### [WHAT YOU SHOULD DO]
Each line that follows is to be retyped exactly.

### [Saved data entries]

###

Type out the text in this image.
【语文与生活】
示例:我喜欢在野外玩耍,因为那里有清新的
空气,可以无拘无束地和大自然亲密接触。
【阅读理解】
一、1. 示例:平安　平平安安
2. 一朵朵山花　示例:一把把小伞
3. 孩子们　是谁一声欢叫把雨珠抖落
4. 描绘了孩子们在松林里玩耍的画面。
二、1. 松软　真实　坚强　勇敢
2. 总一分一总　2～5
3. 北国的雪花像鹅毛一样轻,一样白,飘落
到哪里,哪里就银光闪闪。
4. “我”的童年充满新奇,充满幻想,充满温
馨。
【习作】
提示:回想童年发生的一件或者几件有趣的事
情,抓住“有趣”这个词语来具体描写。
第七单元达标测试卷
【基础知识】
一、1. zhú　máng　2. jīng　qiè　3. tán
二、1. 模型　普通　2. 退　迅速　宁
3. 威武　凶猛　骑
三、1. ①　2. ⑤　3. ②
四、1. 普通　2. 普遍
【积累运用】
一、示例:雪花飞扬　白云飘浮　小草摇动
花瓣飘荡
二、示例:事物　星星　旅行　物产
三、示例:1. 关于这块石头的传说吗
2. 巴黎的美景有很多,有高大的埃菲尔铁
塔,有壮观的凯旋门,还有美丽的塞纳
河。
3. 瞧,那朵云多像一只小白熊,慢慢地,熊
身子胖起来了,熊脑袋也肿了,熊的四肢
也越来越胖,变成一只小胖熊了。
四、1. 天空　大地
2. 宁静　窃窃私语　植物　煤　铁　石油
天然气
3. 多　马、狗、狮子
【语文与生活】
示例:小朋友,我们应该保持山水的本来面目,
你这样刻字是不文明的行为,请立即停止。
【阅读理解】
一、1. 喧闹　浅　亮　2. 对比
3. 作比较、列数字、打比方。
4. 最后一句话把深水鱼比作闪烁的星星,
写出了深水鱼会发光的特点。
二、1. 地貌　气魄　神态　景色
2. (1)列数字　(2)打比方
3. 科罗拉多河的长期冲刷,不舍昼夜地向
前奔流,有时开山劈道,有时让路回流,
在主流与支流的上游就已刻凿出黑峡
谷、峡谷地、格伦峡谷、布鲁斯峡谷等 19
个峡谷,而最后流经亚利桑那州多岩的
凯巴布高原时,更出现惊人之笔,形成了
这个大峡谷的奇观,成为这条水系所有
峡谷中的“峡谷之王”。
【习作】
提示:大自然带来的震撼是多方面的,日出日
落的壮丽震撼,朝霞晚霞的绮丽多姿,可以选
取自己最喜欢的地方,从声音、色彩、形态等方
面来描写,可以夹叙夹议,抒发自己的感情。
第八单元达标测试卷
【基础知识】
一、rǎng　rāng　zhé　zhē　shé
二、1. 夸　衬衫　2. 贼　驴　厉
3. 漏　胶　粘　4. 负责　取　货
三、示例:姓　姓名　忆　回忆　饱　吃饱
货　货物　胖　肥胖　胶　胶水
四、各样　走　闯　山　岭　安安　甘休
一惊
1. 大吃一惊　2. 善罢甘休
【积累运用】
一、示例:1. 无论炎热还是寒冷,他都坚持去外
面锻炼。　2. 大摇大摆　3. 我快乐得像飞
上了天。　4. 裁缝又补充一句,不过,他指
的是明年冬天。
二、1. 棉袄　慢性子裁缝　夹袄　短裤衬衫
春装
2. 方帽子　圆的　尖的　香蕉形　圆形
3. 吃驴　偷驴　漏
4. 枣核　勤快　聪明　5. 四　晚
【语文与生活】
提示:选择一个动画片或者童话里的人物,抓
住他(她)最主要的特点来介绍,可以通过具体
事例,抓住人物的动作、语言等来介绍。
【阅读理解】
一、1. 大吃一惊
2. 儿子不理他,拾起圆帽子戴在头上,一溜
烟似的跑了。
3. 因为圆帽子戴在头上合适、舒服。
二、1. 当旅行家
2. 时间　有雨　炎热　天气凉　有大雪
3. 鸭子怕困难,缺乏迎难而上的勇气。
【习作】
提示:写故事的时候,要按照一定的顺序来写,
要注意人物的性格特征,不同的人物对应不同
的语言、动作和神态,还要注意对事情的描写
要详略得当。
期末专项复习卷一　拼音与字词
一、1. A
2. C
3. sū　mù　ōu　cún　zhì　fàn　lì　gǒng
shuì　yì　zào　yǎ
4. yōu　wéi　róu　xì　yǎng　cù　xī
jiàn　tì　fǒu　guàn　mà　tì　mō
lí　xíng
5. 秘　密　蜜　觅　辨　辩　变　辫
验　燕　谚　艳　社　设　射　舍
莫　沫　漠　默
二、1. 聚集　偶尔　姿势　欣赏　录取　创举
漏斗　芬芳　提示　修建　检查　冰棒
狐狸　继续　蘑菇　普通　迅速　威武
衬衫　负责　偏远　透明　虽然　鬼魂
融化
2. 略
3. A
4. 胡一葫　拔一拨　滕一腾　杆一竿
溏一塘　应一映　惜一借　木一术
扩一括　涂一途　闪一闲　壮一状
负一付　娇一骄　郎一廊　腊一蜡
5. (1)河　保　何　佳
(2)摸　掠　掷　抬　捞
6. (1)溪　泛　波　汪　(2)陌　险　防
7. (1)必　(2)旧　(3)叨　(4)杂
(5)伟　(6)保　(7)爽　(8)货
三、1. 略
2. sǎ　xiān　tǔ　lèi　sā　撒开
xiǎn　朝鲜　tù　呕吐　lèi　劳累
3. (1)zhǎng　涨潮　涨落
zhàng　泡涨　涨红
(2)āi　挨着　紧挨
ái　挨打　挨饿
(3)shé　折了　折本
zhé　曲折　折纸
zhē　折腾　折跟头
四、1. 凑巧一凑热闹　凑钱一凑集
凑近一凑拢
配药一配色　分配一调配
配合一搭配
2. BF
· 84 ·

###

### [ANSWER IN FULL]
Type out the text in this image.
【语文与生活】
示例:我喜欢在野外玩耍,因为那里有清新的
空气,可以无拘无束地和大自然亲密接触。
【阅读理解】
一、1. 示例:平安　平平安安
2. 一朵朵山花　示例:一把把小伞
3. 孩子们　是谁一声欢叫把雨珠抖落
4. 描绘了孩子们在松林里玩耍的画面。
二、1. 松软　真实　坚强　勇敢
2. 总一分一总　2～5
3. 北国的雪花像鹅毛一样轻,一样白,飘落
到哪里,哪里就银光闪闪。
4. “我”的童年充满新奇,充满幻想,充满温
馨。
【习作】
提示:回想童年发生的一件或者几件有趣的事
情,抓住“有趣”这个词语来具体描写。
第七单元达标测试卷
【基础知识】
一、1. zhú　máng　2. jīng　qiè　3. tán
二、1. 模型　普通　2. 退　迅速　宁
3. 威武　凶猛　骑
三、1. ①　2. ⑤　3. ②
四、1. 普通　2. 普遍
【积累运用】
一、示例:雪花飞扬　白云飘浮　小草摇动
花瓣飘荡
二、示例:事物　星星　旅行　物产
三、示例:1. 关于这块石头的传说吗
2. 巴黎的美景有很多,有高大的埃菲尔铁
塔,有壮观的凯旋门,还有美丽的塞纳
河。
3. 瞧,那朵云多像一只小白熊,慢慢地,熊
身子胖起来了,熊脑袋也肿了,熊的四肢
也越来越胖,变成一只小胖熊了。
四、1. 天空　大地
2. 宁静　窃窃私语　植物　煤　铁　石油
天然气
3. 多　马、狗、狮子
【语文与生活】
示例:小朋友,我们应该保持山水的本来面目,
你这样刻字是不文明的行为,请立即停止。
【阅读理解】
一、1. 喧闹　浅　亮　2. 对比
3. 作比较、列数字、打比方。
4. 最后一句话把深水鱼比作闪烁的星星,
写出了深水鱼会发光的特点。
二、1. 地貌　气魄　神态　景色
2. (1)列数字　(2)打比方
3. 科罗拉多河的长期冲刷,不舍昼夜地向
前奔流,有时开山劈道,有时让路回流,
在主流与支流的上游就已刻凿出黑峡
谷、峡谷地、格伦峡谷、布鲁斯峡谷等 19
个峡谷,而最后流经亚利桑那州多岩的
凯巴布高原时,更出现惊人之笔,形成了
这个大峡谷的奇观,成为这条水系所有
峡谷中的“峡谷之王”。
【习作】
提示:大自然带来的震撼是多方面的,日出日
落的壮丽震撼,朝霞晚霞的绮丽多姿,可以选
取自己最喜欢的地方,从声音、色彩、形态等方
面来描写,可以夹叙夹议,抒发自己的感情。
第八单元达标测试卷
【基础知识】
一、rǎng　rāng　zhé　zhē　shé
二、1. 夸　衬衫　2. 贼　驴　厉
3. 漏　胶　粘　4. 负责　取　货
三、示例:姓　姓名　忆　回忆　饱　吃饱
货　货物　胖　肥胖　胶　胶水
四、各样　走　闯　山　岭　安安　甘休
一惊
1. 大吃一惊　2. 善罢甘休
【积累运用】
一、示例:1. 无论炎热还是寒冷,他都坚持去外
面锻炼。　2. 大摇大摆　3. 我快乐得像飞
上了天。　4. 裁缝又补充一句,不过,他指
的是明年冬天。
二、1. 棉袄　慢性子裁缝　夹袄　短裤衬衫
春装
2. 方帽子　圆的　尖的　香蕉形　圆形
3. 吃驴　偷驴　漏
4. 枣核　勤快　聪明　5. 四　晚
【语文与生活】
提示:选择一个动画片或者童话里的人物,抓
住他(她)最主要的特点来介绍,可以通过具体
事例,抓住人物的动作、语言等来介绍。
【阅读理解】
一、1. 大吃一惊
2. 儿子不理他,拾起圆帽子戴在头上,一溜
烟似的跑了。
3. 因为圆帽子戴在头上合适、舒服。
二、1. 当旅行家
2. 时间　有雨　炎热　天气凉　有大雪
3. 鸭子怕困难,缺乏迎难而上的勇气。
【习作】
提示:写故事的时候,要按照一定的顺序来写,
要注意人物的性格特征,不同的人物对应不同
的语言、动作和神态,还要注意对事情的描写
要详略得当。
期末专项复习卷一　拼音与字词
一、1. A
2. C
3. sū　mù　ōu　cún　zhì　fàn　lì　gǒng
shuì　yì　zào　yǎ
4. yōu　wéi　róu　xì　yǎng　cù　xī
jiàn　tì　fǒu　guàn　mà　tì　mō
lí　xíng
5. 秘　密　蜜　觅　辨　辩　变　辫
验　燕　谚　艳　社　设　射　舍
莫　沫　漠　默
二、1. 聚集　偶尔　姿势　欣赏　录取　创举
漏斗　芬芳　提示　修建　检查　冰棒
狐狸　继续　蘑菇　普通　迅速　威武
衬衫　负责　偏远　透明　虽然　鬼魂
融化
2. 略
3. A
4. 胡一葫　拔一拨　滕一腾　杆一竿
溏一塘　应一映　惜一借　木一术
扩一括　涂一途　闪一闲　壮一状
负一付　娇一骄　郎一廊　腊一蜡
5. (1)河　保　何　佳
(2)摸　掠　掷　抬　捞
6. (1)溪　泛　波　汪　(2)陌　险　防
7. (1)必　(2)旧　(3)叨　(4)杂
(5)伟　(6)保　(7)爽　(8)货
三、1. 略
2. sǎ　xiān　tǔ　lèi　sā　撒开
xiǎn　朝鲜　tù　呕吐　lèi　劳累
3. (1)zhǎng　涨潮　涨落
zhàng　泡涨　涨红
(2)āi　挨着　紧挨
ái　挨打　挨饿
(3)shé　折了　折本
zhé　曲折　折纸
zhē　折腾　折跟头
四、1. 凑巧一凑热闹　凑钱一凑集
凑近一凑拢
配药一配色　分配一调配
配合一搭配
2. BF
· 84 ·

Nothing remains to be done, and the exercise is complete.